**GIVEN TASK**.
Report the number of lines in the entries below that include the word "JSON", and nothing else.

>> Begin DATASET RECORDS

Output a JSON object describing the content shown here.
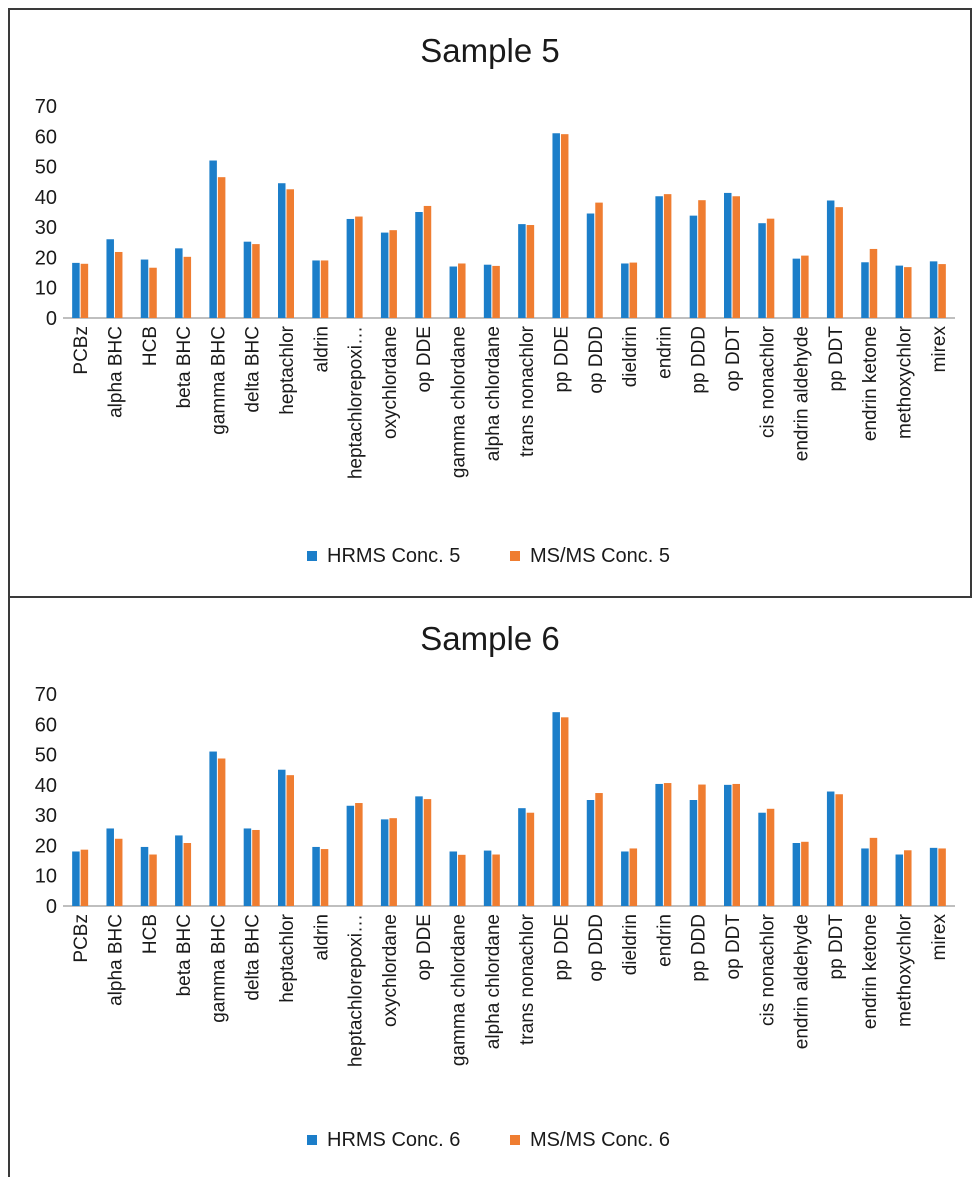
{
  "colors": {
    "hrms": "#1c7ec9",
    "msms": "#ef7d31",
    "axis": "#7f7f7f"
  },
  "chart_data": [
    {
      "type": "bar",
      "title": "Sample 5",
      "ylim": [
        0,
        70
      ],
      "yticks": [
        "0",
        "10",
        "20",
        "30",
        "40",
        "50",
        "60",
        "70"
      ],
      "legend_position": "bottom",
      "categories": [
        "PCBz",
        "alpha BHC",
        "HCB",
        "beta BHC",
        "gamma BHC",
        "delta BHC",
        "heptachlor",
        "aldrin",
        "heptachlorepoxi…",
        "oxychlordane",
        "op DDE",
        "gamma chlordane",
        "alpha chlordane",
        "trans nonachlor",
        "pp DDE",
        "op DDD",
        "dieldrin",
        "endrin",
        "pp DDD",
        "op DDT",
        "cis nonachlor",
        "endrin aldehyde",
        "pp DDT",
        "endrin ketone",
        "methoxychlor",
        "mirex"
      ],
      "series": [
        {
          "name": "HRMS Conc. 5",
          "values": [
            18.2,
            26,
            19.3,
            23,
            52,
            25.2,
            44.5,
            19,
            32.7,
            28.2,
            35,
            17,
            17.6,
            31,
            61,
            34.5,
            18,
            40.2,
            33.8,
            41.3,
            31.3,
            19.6,
            38.8,
            18.4,
            17.3,
            18.7
          ]
        },
        {
          "name": "MS/MS Conc. 5",
          "values": [
            17.9,
            21.8,
            16.6,
            20.2,
            46.5,
            24.4,
            42.5,
            19,
            33.5,
            29,
            37,
            18,
            17.2,
            30.7,
            60.7,
            38.1,
            18.3,
            40.9,
            38.9,
            40.2,
            32.8,
            20.6,
            36.6,
            22.8,
            16.8,
            17.8
          ]
        }
      ]
    },
    {
      "type": "bar",
      "title": "Sample 6",
      "ylim": [
        0,
        70
      ],
      "yticks": [
        "0",
        "10",
        "20",
        "30",
        "40",
        "50",
        "60",
        "70"
      ],
      "legend_position": "bottom",
      "categories": [
        "PCBz",
        "alpha BHC",
        "HCB",
        "beta BHC",
        "gamma BHC",
        "delta BHC",
        "heptachlor",
        "aldrin",
        "heptachlorepoxi…",
        "oxychlordane",
        "op DDE",
        "gamma chlordane",
        "alpha chlordane",
        "trans nonachlor",
        "pp DDE",
        "op DDD",
        "dieldrin",
        "endrin",
        "pp DDD",
        "op DDT",
        "cis nonachlor",
        "endrin aldehyde",
        "pp DDT",
        "endrin ketone",
        "methoxychlor",
        "mirex"
      ],
      "series": [
        {
          "name": "HRMS Conc. 6",
          "values": [
            18,
            25.6,
            19.5,
            23.3,
            51,
            25.6,
            45,
            19.5,
            33.1,
            28.6,
            36.2,
            18,
            18.3,
            32.3,
            64,
            35,
            18,
            40.3,
            35,
            40,
            30.8,
            20.8,
            37.8,
            19,
            17,
            19.2
          ]
        },
        {
          "name": "MS/MS Conc. 6",
          "values": [
            18.6,
            22.2,
            17,
            20.8,
            48.7,
            25.1,
            43.2,
            18.8,
            34,
            29,
            35.3,
            16.9,
            17,
            30.8,
            62.3,
            37.3,
            19,
            40.6,
            40.1,
            40.3,
            32.1,
            21.2,
            36.9,
            22.5,
            18.4,
            19
          ]
        }
      ]
    }
  ]
}
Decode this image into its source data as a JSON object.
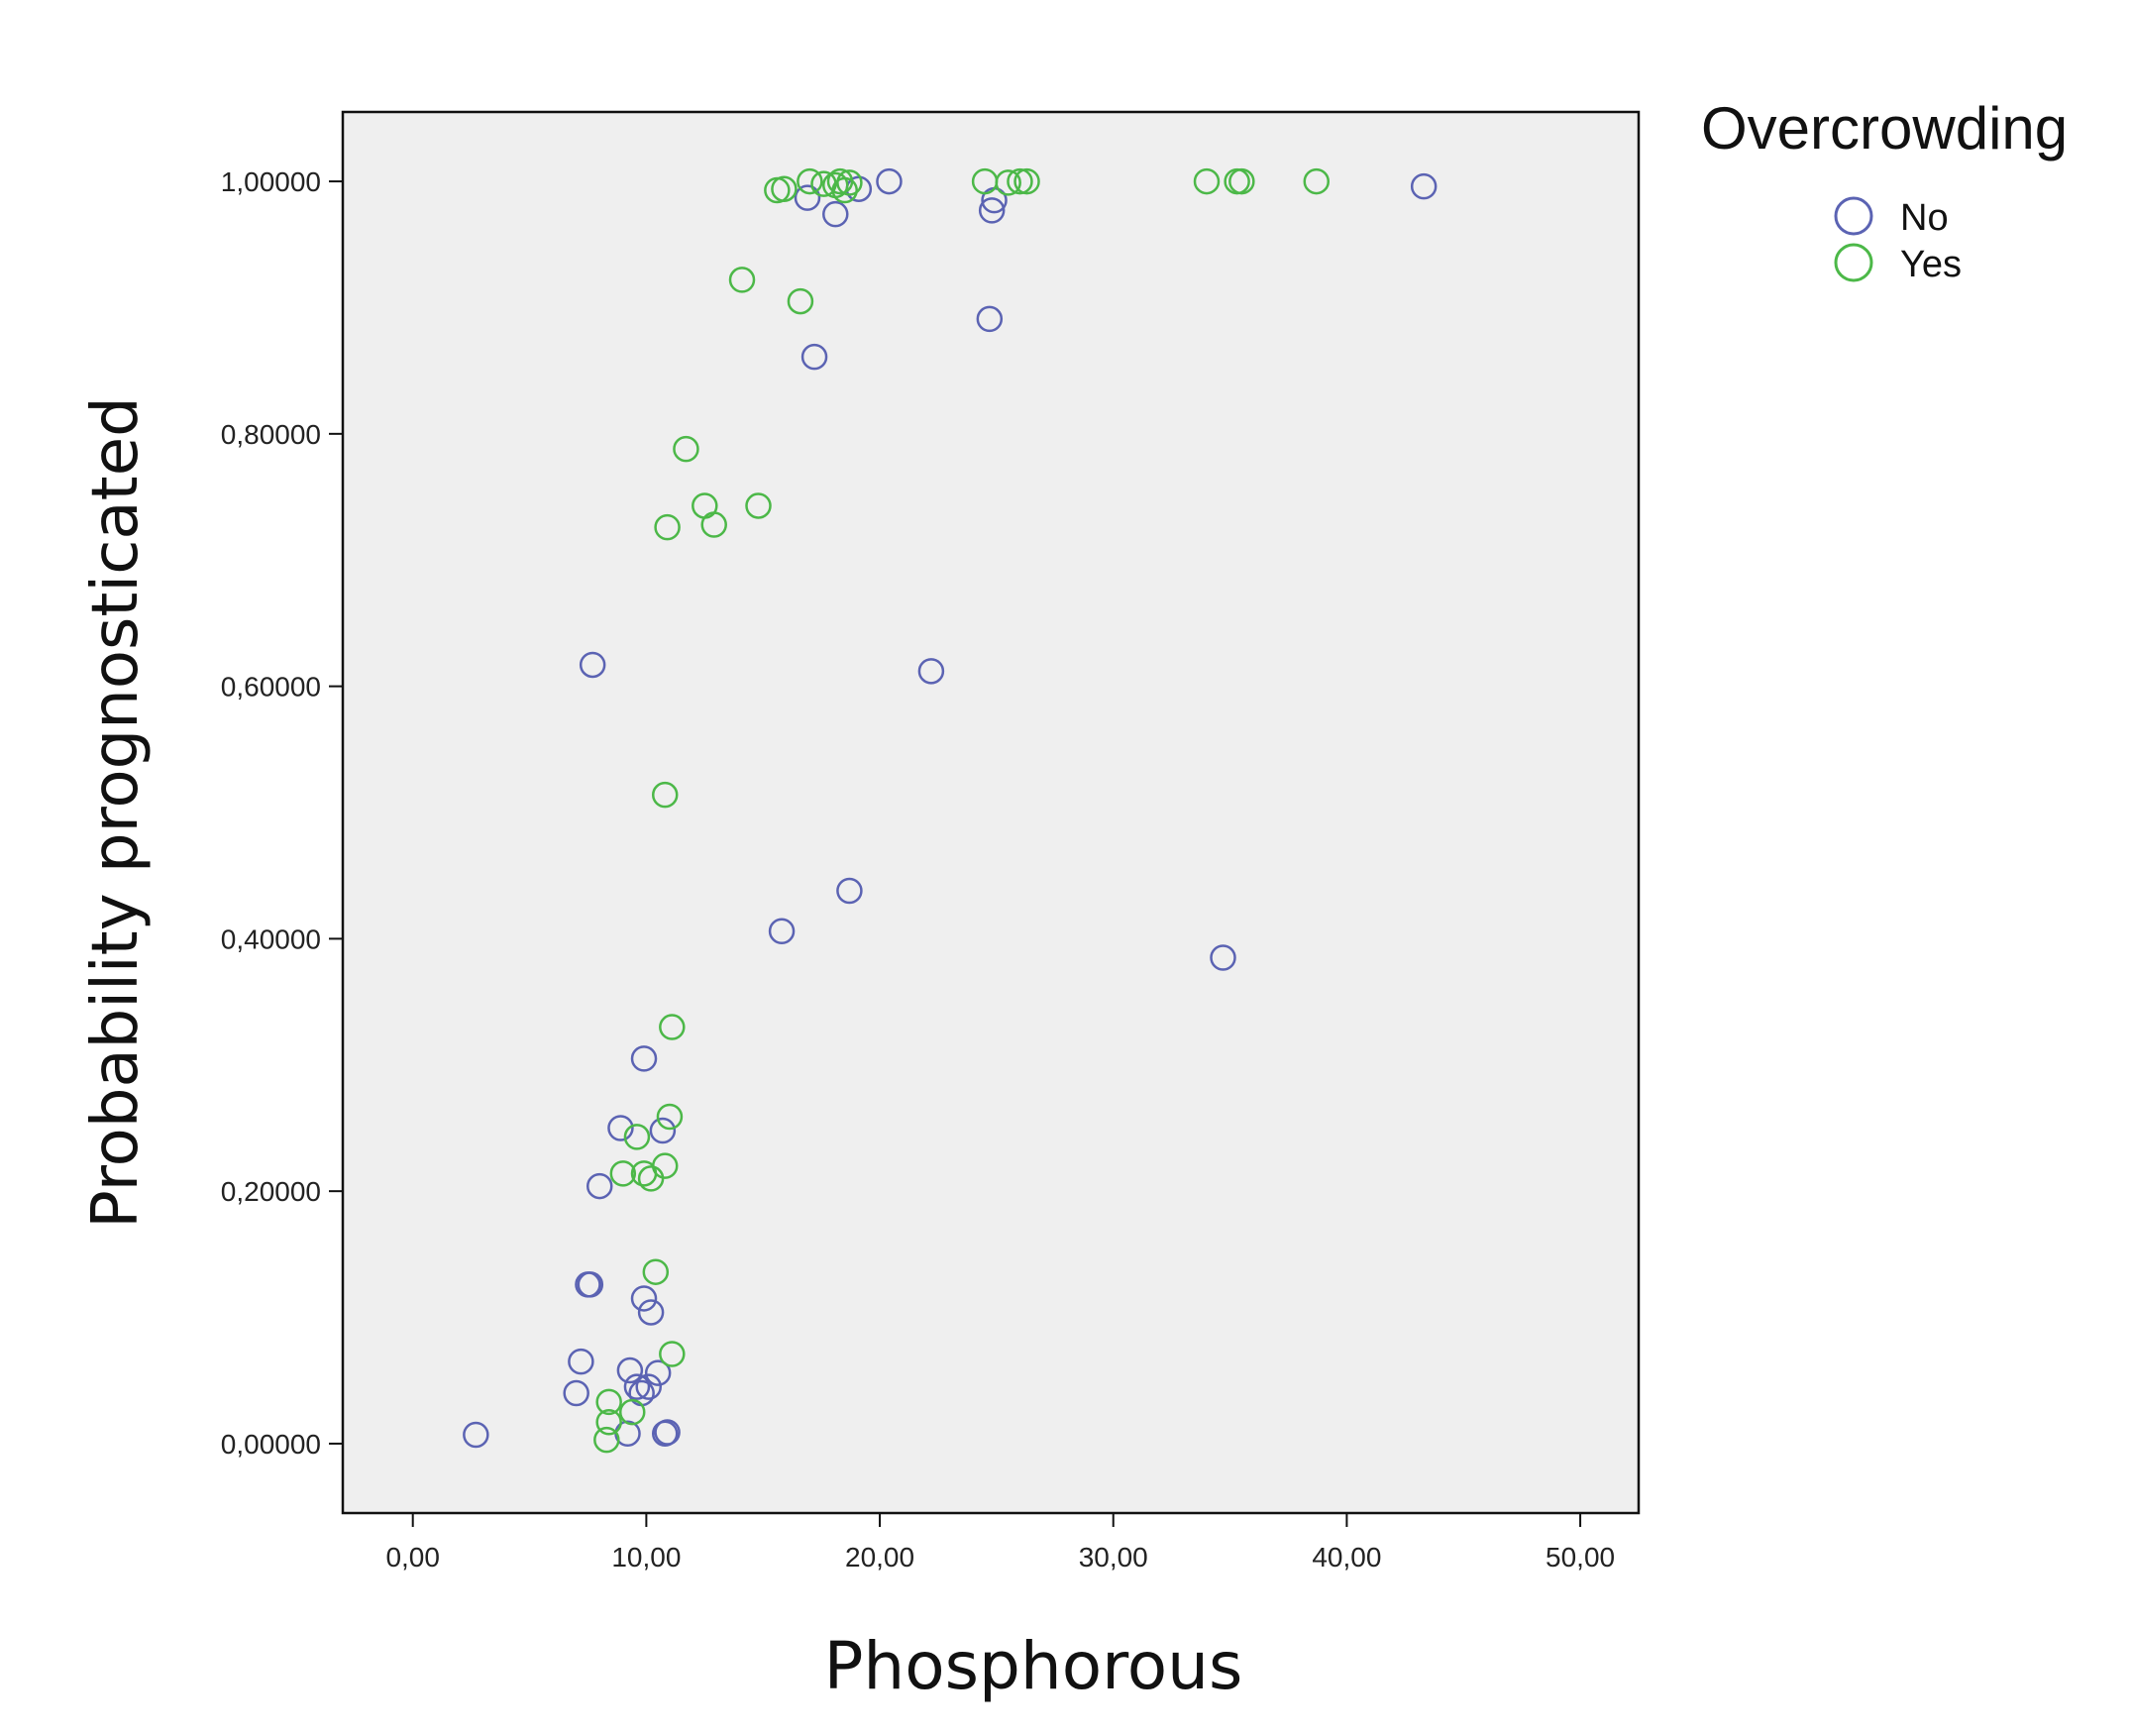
{
  "chart_data": {
    "type": "scatter",
    "xlabel": "Phosphorous",
    "ylabel": "Probability prognosticated",
    "xlim": [
      -3,
      52.5
    ],
    "ylim": [
      -0.055,
      1.055
    ],
    "xticks": [
      0,
      10,
      20,
      30,
      40,
      50
    ],
    "xtick_labels": [
      "0,00",
      "10,00",
      "20,00",
      "30,00",
      "40,00",
      "50,00"
    ],
    "yticks": [
      0,
      0.2,
      0.4,
      0.6,
      0.8,
      1.0
    ],
    "ytick_labels": [
      "0,00000",
      "0,20000",
      "0,40000",
      "0,60000",
      "0,80000",
      "1,00000"
    ],
    "grid": false,
    "legend": {
      "title": "Overcrowding",
      "placement": "top-right, outside plot"
    },
    "colors": {
      "No": "#5b63b3",
      "Yes": "#4cb848",
      "plot_background": "#efefef"
    },
    "series": [
      {
        "name": "No",
        "points": [
          {
            "x": 2.7,
            "y": 0.007
          },
          {
            "x": 7.0,
            "y": 0.04
          },
          {
            "x": 7.2,
            "y": 0.065
          },
          {
            "x": 7.5,
            "y": 0.126
          },
          {
            "x": 7.6,
            "y": 0.126
          },
          {
            "x": 7.7,
            "y": 0.617
          },
          {
            "x": 8.0,
            "y": 0.204
          },
          {
            "x": 8.9,
            "y": 0.25
          },
          {
            "x": 9.2,
            "y": 0.008
          },
          {
            "x": 9.3,
            "y": 0.058
          },
          {
            "x": 9.6,
            "y": 0.045
          },
          {
            "x": 9.8,
            "y": 0.04
          },
          {
            "x": 9.9,
            "y": 0.115
          },
          {
            "x": 9.9,
            "y": 0.305
          },
          {
            "x": 10.1,
            "y": 0.045
          },
          {
            "x": 10.2,
            "y": 0.104
          },
          {
            "x": 10.5,
            "y": 0.056
          },
          {
            "x": 10.7,
            "y": 0.248
          },
          {
            "x": 10.8,
            "y": 0.008
          },
          {
            "x": 10.9,
            "y": 0.009
          },
          {
            "x": 15.8,
            "y": 0.406
          },
          {
            "x": 16.9,
            "y": 0.987
          },
          {
            "x": 17.2,
            "y": 0.861
          },
          {
            "x": 18.1,
            "y": 0.974
          },
          {
            "x": 18.7,
            "y": 0.438
          },
          {
            "x": 19.1,
            "y": 0.994
          },
          {
            "x": 20.4,
            "y": 1.0
          },
          {
            "x": 22.2,
            "y": 0.612
          },
          {
            "x": 24.7,
            "y": 0.891
          },
          {
            "x": 24.8,
            "y": 0.977
          },
          {
            "x": 24.9,
            "y": 0.985
          },
          {
            "x": 34.7,
            "y": 0.385
          },
          {
            "x": 43.3,
            "y": 0.996
          }
        ]
      },
      {
        "name": "Yes",
        "points": [
          {
            "x": 8.3,
            "y": 0.003
          },
          {
            "x": 8.4,
            "y": 0.017
          },
          {
            "x": 8.4,
            "y": 0.033
          },
          {
            "x": 9.0,
            "y": 0.214
          },
          {
            "x": 9.4,
            "y": 0.025
          },
          {
            "x": 9.6,
            "y": 0.243
          },
          {
            "x": 9.9,
            "y": 0.214
          },
          {
            "x": 10.2,
            "y": 0.21
          },
          {
            "x": 10.4,
            "y": 0.136
          },
          {
            "x": 10.8,
            "y": 0.22
          },
          {
            "x": 10.8,
            "y": 0.514
          },
          {
            "x": 10.9,
            "y": 0.726
          },
          {
            "x": 11.0,
            "y": 0.259
          },
          {
            "x": 11.1,
            "y": 0.33
          },
          {
            "x": 11.1,
            "y": 0.071
          },
          {
            "x": 11.7,
            "y": 0.788
          },
          {
            "x": 12.5,
            "y": 0.743
          },
          {
            "x": 12.9,
            "y": 0.728
          },
          {
            "x": 14.1,
            "y": 0.922
          },
          {
            "x": 14.8,
            "y": 0.743
          },
          {
            "x": 15.6,
            "y": 0.993
          },
          {
            "x": 15.9,
            "y": 0.994
          },
          {
            "x": 16.6,
            "y": 0.905
          },
          {
            "x": 17.0,
            "y": 1.0
          },
          {
            "x": 17.6,
            "y": 0.998
          },
          {
            "x": 18.1,
            "y": 0.997
          },
          {
            "x": 18.3,
            "y": 1.0
          },
          {
            "x": 18.5,
            "y": 0.993
          },
          {
            "x": 18.7,
            "y": 0.999
          },
          {
            "x": 24.5,
            "y": 1.0
          },
          {
            "x": 25.5,
            "y": 0.999
          },
          {
            "x": 26.0,
            "y": 1.0
          },
          {
            "x": 26.3,
            "y": 1.0
          },
          {
            "x": 34.0,
            "y": 1.0
          },
          {
            "x": 35.3,
            "y": 1.0
          },
          {
            "x": 35.5,
            "y": 1.0
          },
          {
            "x": 38.7,
            "y": 1.0
          }
        ]
      }
    ]
  }
}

>> End DATASET RECORDS

**SOLUTION FOR THIS PROBLEM**.
2